_WRITTEN REQUEST_
Copy each line below exactly and leave the pictures out.

━━━━━━━━━━━━━━━━

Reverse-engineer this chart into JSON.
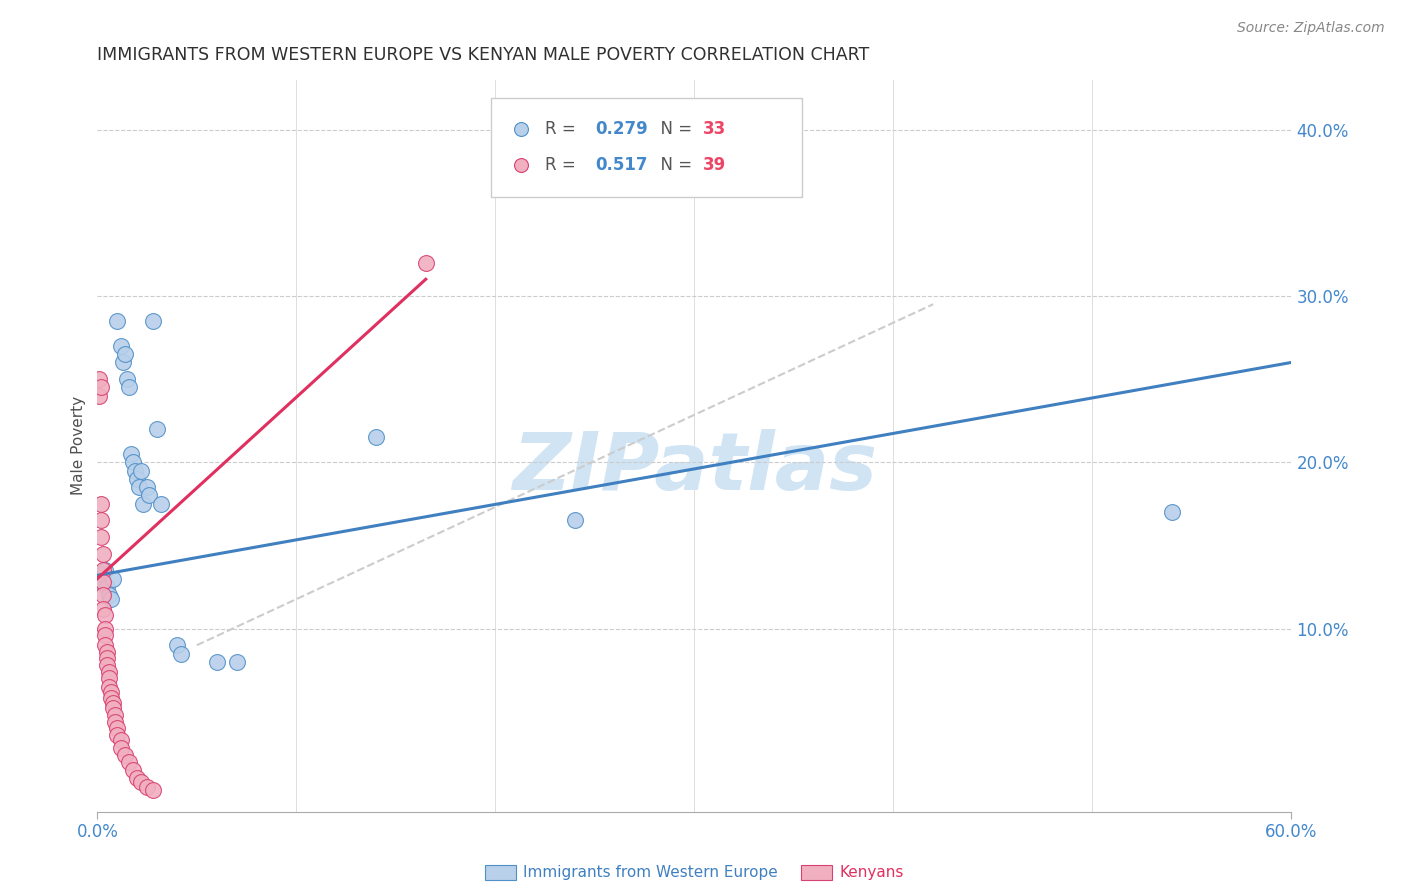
{
  "title": "IMMIGRANTS FROM WESTERN EUROPE VS KENYAN MALE POVERTY CORRELATION CHART",
  "source": "Source: ZipAtlas.com",
  "ylabel": "Male Poverty",
  "xlim": [
    0.0,
    0.6
  ],
  "ylim": [
    -0.01,
    0.43
  ],
  "xticks_show": [
    0.0,
    0.6
  ],
  "xtick_labels_show": [
    "0.0%",
    "60.0%"
  ],
  "xticks_grid": [
    0.0,
    0.1,
    0.2,
    0.3,
    0.4,
    0.5,
    0.6
  ],
  "yticks_right": [
    0.1,
    0.2,
    0.3,
    0.4
  ],
  "ytick_right_labels": [
    "10.0%",
    "20.0%",
    "30.0%",
    "40.0%"
  ],
  "legend_r1": "R = 0.279",
  "legend_n1": "N = 33",
  "legend_r2": "R = 0.517",
  "legend_n2": "N = 39",
  "blue_fill": "#b8d0ea",
  "blue_edge": "#5090c8",
  "pink_fill": "#f0b0c0",
  "pink_edge": "#d84070",
  "blue_line_color": "#4080c0",
  "pink_line_color": "#e03060",
  "diag_line_color": "#cccccc",
  "title_color": "#303030",
  "axis_label_color": "#4488cc",
  "source_color": "#888888",
  "ylabel_color": "#505050",
  "watermark_text": "ZIPatlas",
  "watermark_color": "#d0e4f4",
  "legend_text_color": "#555555",
  "legend_r_color": "#4488cc",
  "legend_n_color": "#ee4466",
  "bottom_label1": "Immigrants from Western Europe",
  "bottom_label1_color": "#4080c0",
  "bottom_label2": "Kenyans",
  "bottom_label2_color": "#e03060",
  "blue_dots": [
    [
      0.001,
      0.13
    ],
    [
      0.002,
      0.128
    ],
    [
      0.003,
      0.133
    ],
    [
      0.004,
      0.135
    ],
    [
      0.005,
      0.125
    ],
    [
      0.006,
      0.12
    ],
    [
      0.007,
      0.118
    ],
    [
      0.008,
      0.13
    ],
    [
      0.01,
      0.285
    ],
    [
      0.012,
      0.27
    ],
    [
      0.013,
      0.26
    ],
    [
      0.014,
      0.265
    ],
    [
      0.015,
      0.25
    ],
    [
      0.016,
      0.245
    ],
    [
      0.017,
      0.205
    ],
    [
      0.018,
      0.2
    ],
    [
      0.019,
      0.195
    ],
    [
      0.02,
      0.19
    ],
    [
      0.021,
      0.185
    ],
    [
      0.022,
      0.195
    ],
    [
      0.023,
      0.175
    ],
    [
      0.025,
      0.185
    ],
    [
      0.026,
      0.18
    ],
    [
      0.028,
      0.285
    ],
    [
      0.03,
      0.22
    ],
    [
      0.032,
      0.175
    ],
    [
      0.04,
      0.09
    ],
    [
      0.042,
      0.085
    ],
    [
      0.06,
      0.08
    ],
    [
      0.07,
      0.08
    ],
    [
      0.14,
      0.215
    ],
    [
      0.24,
      0.165
    ],
    [
      0.54,
      0.17
    ]
  ],
  "pink_dots": [
    [
      0.001,
      0.25
    ],
    [
      0.001,
      0.24
    ],
    [
      0.002,
      0.245
    ],
    [
      0.002,
      0.175
    ],
    [
      0.002,
      0.165
    ],
    [
      0.002,
      0.155
    ],
    [
      0.003,
      0.145
    ],
    [
      0.003,
      0.135
    ],
    [
      0.003,
      0.128
    ],
    [
      0.003,
      0.12
    ],
    [
      0.003,
      0.112
    ],
    [
      0.004,
      0.108
    ],
    [
      0.004,
      0.1
    ],
    [
      0.004,
      0.096
    ],
    [
      0.004,
      0.09
    ],
    [
      0.005,
      0.086
    ],
    [
      0.005,
      0.082
    ],
    [
      0.005,
      0.078
    ],
    [
      0.006,
      0.074
    ],
    [
      0.006,
      0.07
    ],
    [
      0.006,
      0.065
    ],
    [
      0.007,
      0.062
    ],
    [
      0.007,
      0.058
    ],
    [
      0.008,
      0.055
    ],
    [
      0.008,
      0.052
    ],
    [
      0.009,
      0.048
    ],
    [
      0.009,
      0.044
    ],
    [
      0.01,
      0.04
    ],
    [
      0.01,
      0.036
    ],
    [
      0.012,
      0.033
    ],
    [
      0.012,
      0.028
    ],
    [
      0.014,
      0.024
    ],
    [
      0.016,
      0.02
    ],
    [
      0.018,
      0.015
    ],
    [
      0.02,
      0.01
    ],
    [
      0.022,
      0.008
    ],
    [
      0.025,
      0.005
    ],
    [
      0.028,
      0.003
    ],
    [
      0.165,
      0.32
    ]
  ],
  "blue_line": [
    [
      0.0,
      0.132
    ],
    [
      0.6,
      0.26
    ]
  ],
  "pink_line": [
    [
      0.0,
      0.13
    ],
    [
      0.165,
      0.31
    ]
  ],
  "diag_line": [
    [
      0.05,
      0.09
    ],
    [
      0.42,
      0.295
    ]
  ]
}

━━━━━━━━━━━━━━━━

_ANSWER TO THIS TASK_
Reverse-engineer this chart into JSON.
{
  "title": "IMMIGRANTS FROM WESTERN EUROPE VS KENYAN MALE POVERTY CORRELATION CHART",
  "source": "Source: ZipAtlas.com",
  "ylabel": "Male Poverty",
  "xlim": [
    0.0,
    0.6
  ],
  "ylim": [
    -0.01,
    0.43
  ],
  "xticks_show": [
    0.0,
    0.6
  ],
  "xtick_labels_show": [
    "0.0%",
    "60.0%"
  ],
  "xticks_grid": [
    0.0,
    0.1,
    0.2,
    0.3,
    0.4,
    0.5,
    0.6
  ],
  "yticks_right": [
    0.1,
    0.2,
    0.3,
    0.4
  ],
  "ytick_right_labels": [
    "10.0%",
    "20.0%",
    "30.0%",
    "40.0%"
  ],
  "legend_r1": "R = 0.279",
  "legend_n1": "N = 33",
  "legend_r2": "R = 0.517",
  "legend_n2": "N = 39",
  "blue_fill": "#b8d0ea",
  "blue_edge": "#5090c8",
  "pink_fill": "#f0b0c0",
  "pink_edge": "#d84070",
  "blue_line_color": "#4080c0",
  "pink_line_color": "#e03060",
  "diag_line_color": "#cccccc",
  "title_color": "#303030",
  "axis_label_color": "#4488cc",
  "source_color": "#888888",
  "ylabel_color": "#505050",
  "watermark_text": "ZIPatlas",
  "watermark_color": "#d0e4f4",
  "legend_text_color": "#555555",
  "legend_r_color": "#4488cc",
  "legend_n_color": "#ee4466",
  "bottom_label1": "Immigrants from Western Europe",
  "bottom_label1_color": "#4080c0",
  "bottom_label2": "Kenyans",
  "bottom_label2_color": "#e03060",
  "blue_dots": [
    [
      0.001,
      0.13
    ],
    [
      0.002,
      0.128
    ],
    [
      0.003,
      0.133
    ],
    [
      0.004,
      0.135
    ],
    [
      0.005,
      0.125
    ],
    [
      0.006,
      0.12
    ],
    [
      0.007,
      0.118
    ],
    [
      0.008,
      0.13
    ],
    [
      0.01,
      0.285
    ],
    [
      0.012,
      0.27
    ],
    [
      0.013,
      0.26
    ],
    [
      0.014,
      0.265
    ],
    [
      0.015,
      0.25
    ],
    [
      0.016,
      0.245
    ],
    [
      0.017,
      0.205
    ],
    [
      0.018,
      0.2
    ],
    [
      0.019,
      0.195
    ],
    [
      0.02,
      0.19
    ],
    [
      0.021,
      0.185
    ],
    [
      0.022,
      0.195
    ],
    [
      0.023,
      0.175
    ],
    [
      0.025,
      0.185
    ],
    [
      0.026,
      0.18
    ],
    [
      0.028,
      0.285
    ],
    [
      0.03,
      0.22
    ],
    [
      0.032,
      0.175
    ],
    [
      0.04,
      0.09
    ],
    [
      0.042,
      0.085
    ],
    [
      0.06,
      0.08
    ],
    [
      0.07,
      0.08
    ],
    [
      0.14,
      0.215
    ],
    [
      0.24,
      0.165
    ],
    [
      0.54,
      0.17
    ]
  ],
  "pink_dots": [
    [
      0.001,
      0.25
    ],
    [
      0.001,
      0.24
    ],
    [
      0.002,
      0.245
    ],
    [
      0.002,
      0.175
    ],
    [
      0.002,
      0.165
    ],
    [
      0.002,
      0.155
    ],
    [
      0.003,
      0.145
    ],
    [
      0.003,
      0.135
    ],
    [
      0.003,
      0.128
    ],
    [
      0.003,
      0.12
    ],
    [
      0.003,
      0.112
    ],
    [
      0.004,
      0.108
    ],
    [
      0.004,
      0.1
    ],
    [
      0.004,
      0.096
    ],
    [
      0.004,
      0.09
    ],
    [
      0.005,
      0.086
    ],
    [
      0.005,
      0.082
    ],
    [
      0.005,
      0.078
    ],
    [
      0.006,
      0.074
    ],
    [
      0.006,
      0.07
    ],
    [
      0.006,
      0.065
    ],
    [
      0.007,
      0.062
    ],
    [
      0.007,
      0.058
    ],
    [
      0.008,
      0.055
    ],
    [
      0.008,
      0.052
    ],
    [
      0.009,
      0.048
    ],
    [
      0.009,
      0.044
    ],
    [
      0.01,
      0.04
    ],
    [
      0.01,
      0.036
    ],
    [
      0.012,
      0.033
    ],
    [
      0.012,
      0.028
    ],
    [
      0.014,
      0.024
    ],
    [
      0.016,
      0.02
    ],
    [
      0.018,
      0.015
    ],
    [
      0.02,
      0.01
    ],
    [
      0.022,
      0.008
    ],
    [
      0.025,
      0.005
    ],
    [
      0.028,
      0.003
    ],
    [
      0.165,
      0.32
    ]
  ],
  "blue_line": [
    [
      0.0,
      0.132
    ],
    [
      0.6,
      0.26
    ]
  ],
  "pink_line": [
    [
      0.0,
      0.13
    ],
    [
      0.165,
      0.31
    ]
  ],
  "diag_line": [
    [
      0.05,
      0.09
    ],
    [
      0.42,
      0.295
    ]
  ]
}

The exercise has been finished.